## Your goal
All entries are to be transcribed exactly. Pictures are not part of the copy.

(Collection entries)
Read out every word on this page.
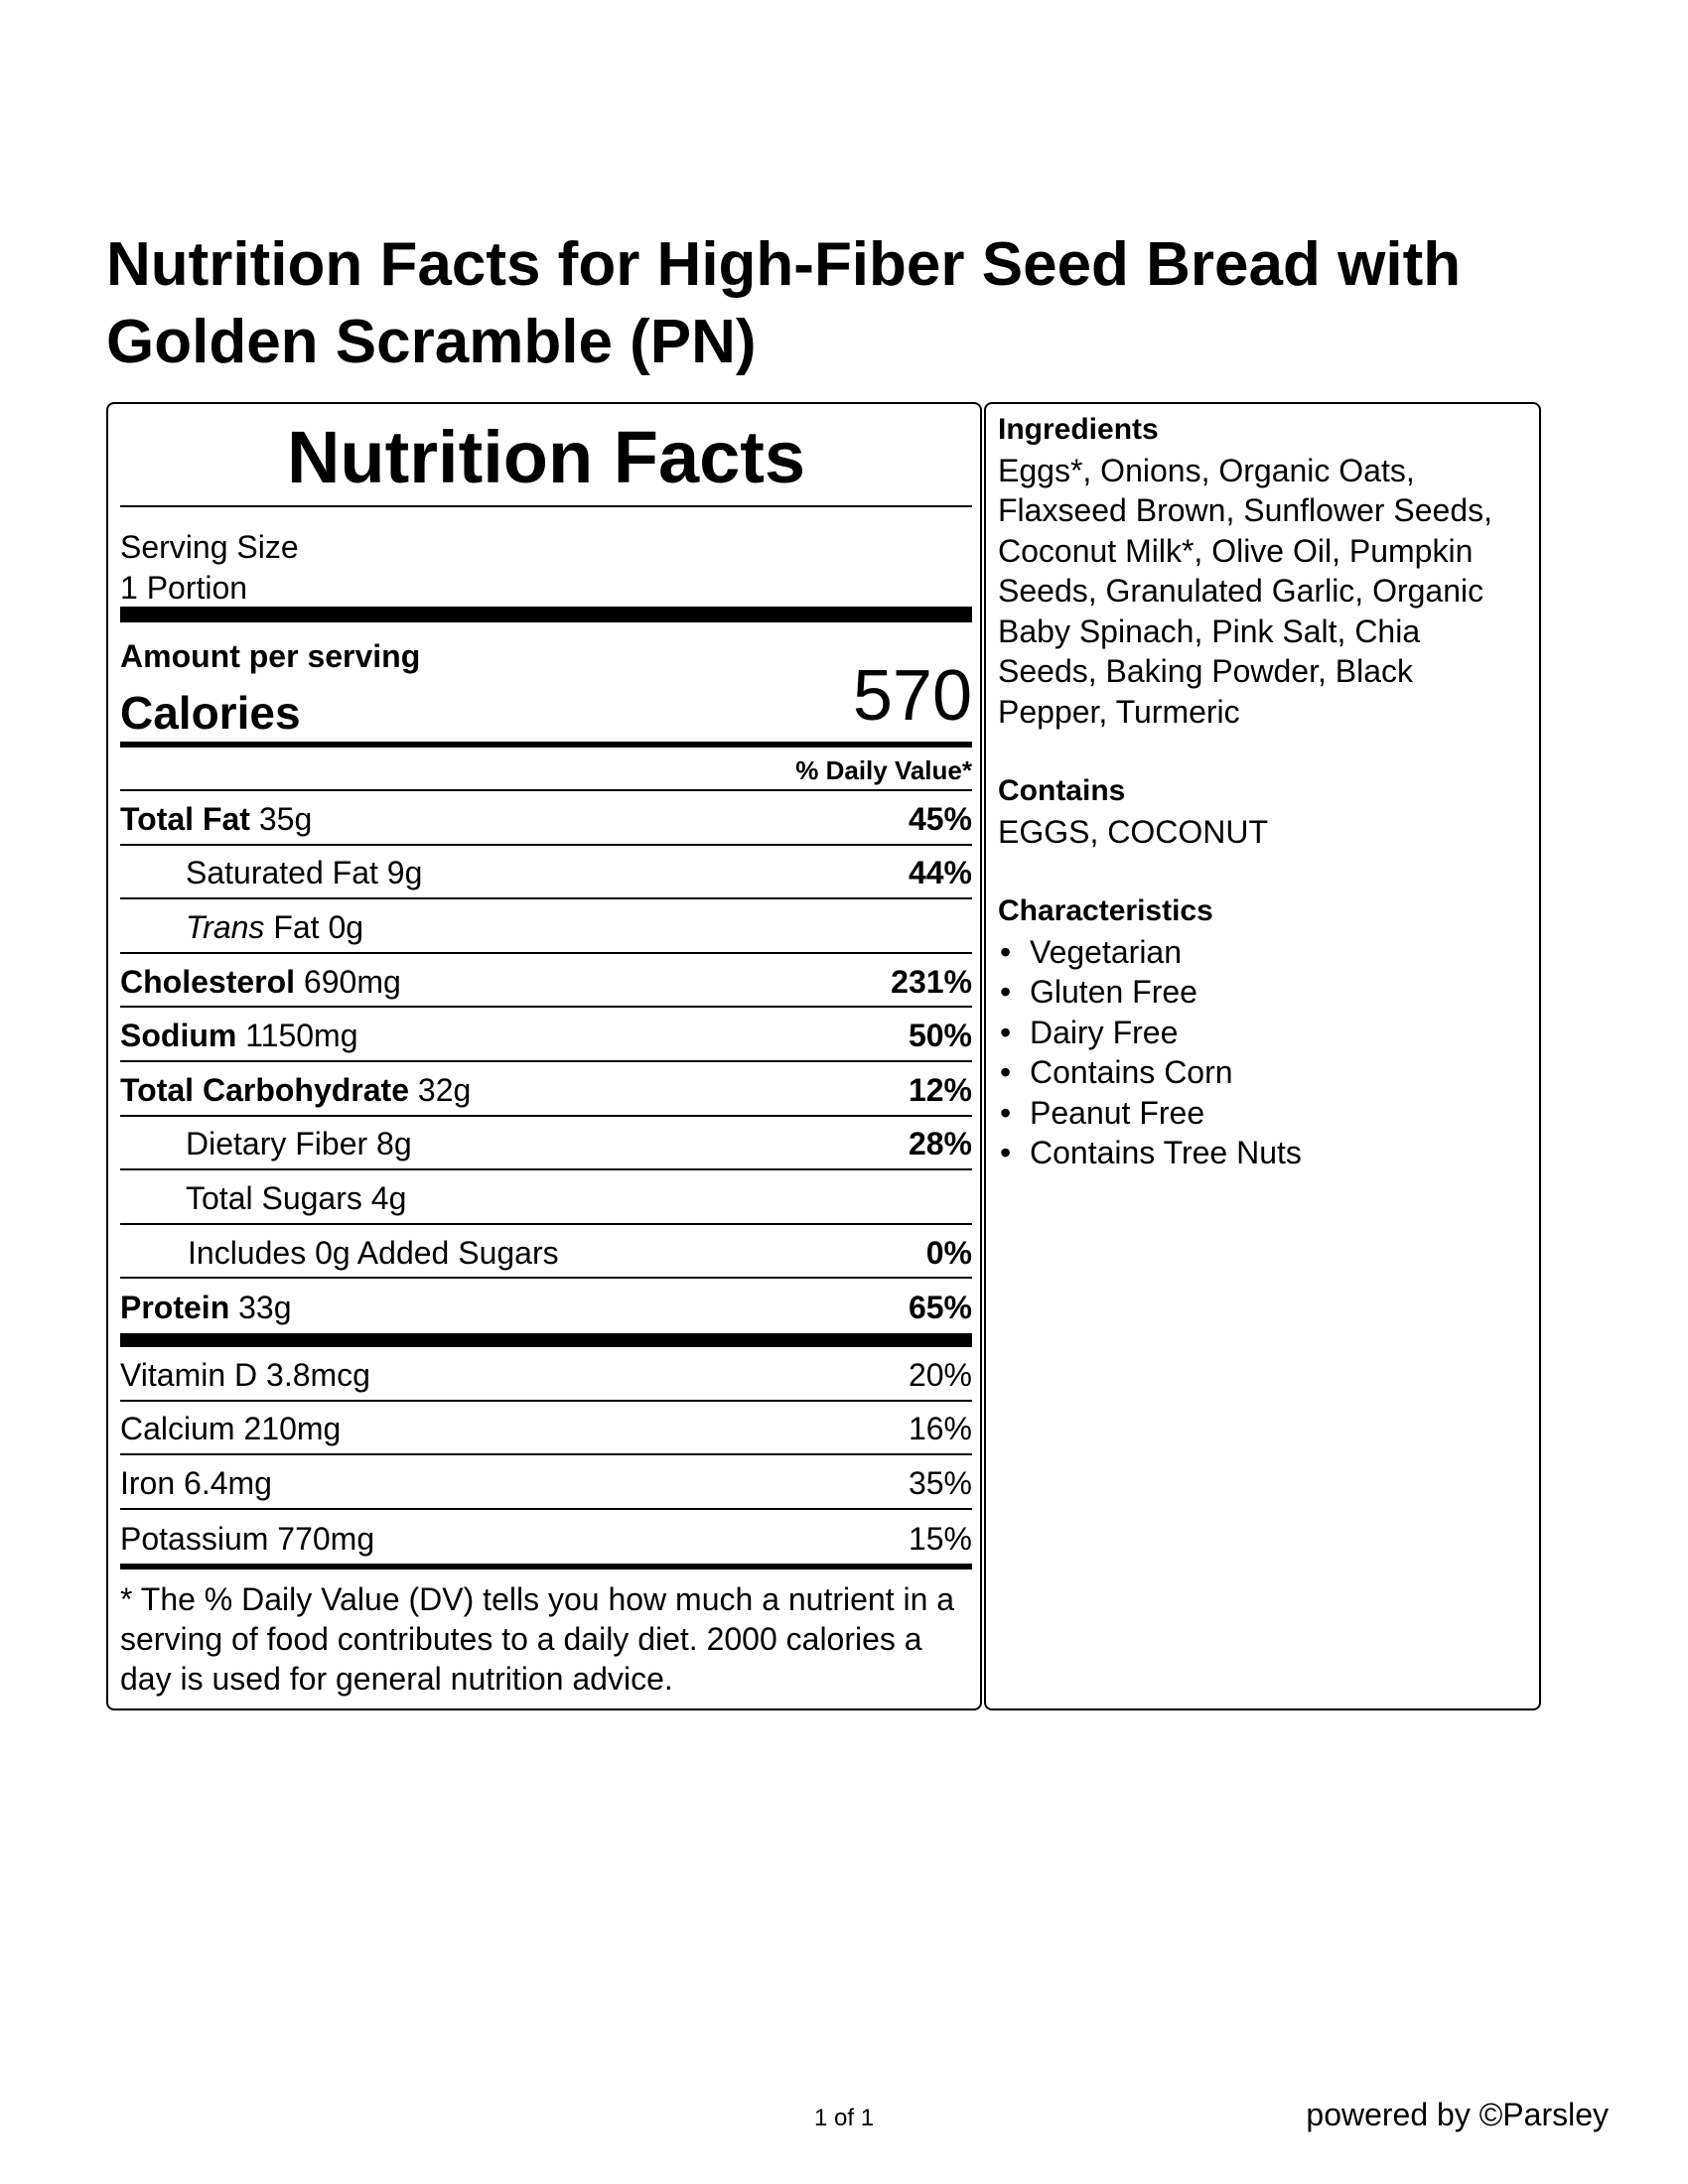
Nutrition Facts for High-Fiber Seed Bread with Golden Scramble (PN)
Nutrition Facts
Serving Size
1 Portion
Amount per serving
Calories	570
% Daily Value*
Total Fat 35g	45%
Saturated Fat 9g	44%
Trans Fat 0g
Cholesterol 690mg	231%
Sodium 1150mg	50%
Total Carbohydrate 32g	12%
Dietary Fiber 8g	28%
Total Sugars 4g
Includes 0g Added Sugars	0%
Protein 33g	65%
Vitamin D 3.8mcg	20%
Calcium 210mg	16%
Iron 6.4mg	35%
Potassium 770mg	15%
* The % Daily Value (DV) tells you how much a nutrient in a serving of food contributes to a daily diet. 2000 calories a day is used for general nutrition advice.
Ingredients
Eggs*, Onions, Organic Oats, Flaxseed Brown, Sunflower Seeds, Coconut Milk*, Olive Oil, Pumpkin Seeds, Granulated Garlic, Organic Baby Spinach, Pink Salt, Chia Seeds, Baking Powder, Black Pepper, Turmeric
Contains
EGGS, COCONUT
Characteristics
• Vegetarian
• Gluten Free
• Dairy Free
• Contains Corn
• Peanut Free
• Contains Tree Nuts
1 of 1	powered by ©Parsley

## Answer section
Read out every word on this page.
Nutrition Facts for High-Fiber Seed Bread with Golden Scramble (PN)
Nutrition Facts
Serving Size
1 Portion
Amount per serving
Calories	570
% Daily Value*
Total Fat 35g	45%
Saturated Fat 9g	44%
Trans Fat 0g
Cholesterol 690mg	231%
Sodium 1150mg	50%
Total Carbohydrate 32g	12%
Dietary Fiber 8g	28%
Total Sugars 4g
Includes 0g Added Sugars	0%
Protein 33g	65%
Vitamin D 3.8mcg	20%
Calcium 210mg	16%
Iron 6.4mg	35%
Potassium 770mg	15%
* The % Daily Value (DV) tells you how much a nutrient in a serving of food contributes to a daily diet. 2000 calories a day is used for general nutrition advice.
Ingredients
Eggs*, Onions, Organic Oats, Flaxseed Brown, Sunflower Seeds, Coconut Milk*, Olive Oil, Pumpkin Seeds, Granulated Garlic, Organic Baby Spinach, Pink Salt, Chia Seeds, Baking Powder, Black Pepper, Turmeric
Contains
EGGS, COCONUT
Characteristics
• Vegetarian
• Gluten Free
• Dairy Free
• Contains Corn
• Peanut Free
• Contains Tree Nuts
1 of 1	powered by ©Parsley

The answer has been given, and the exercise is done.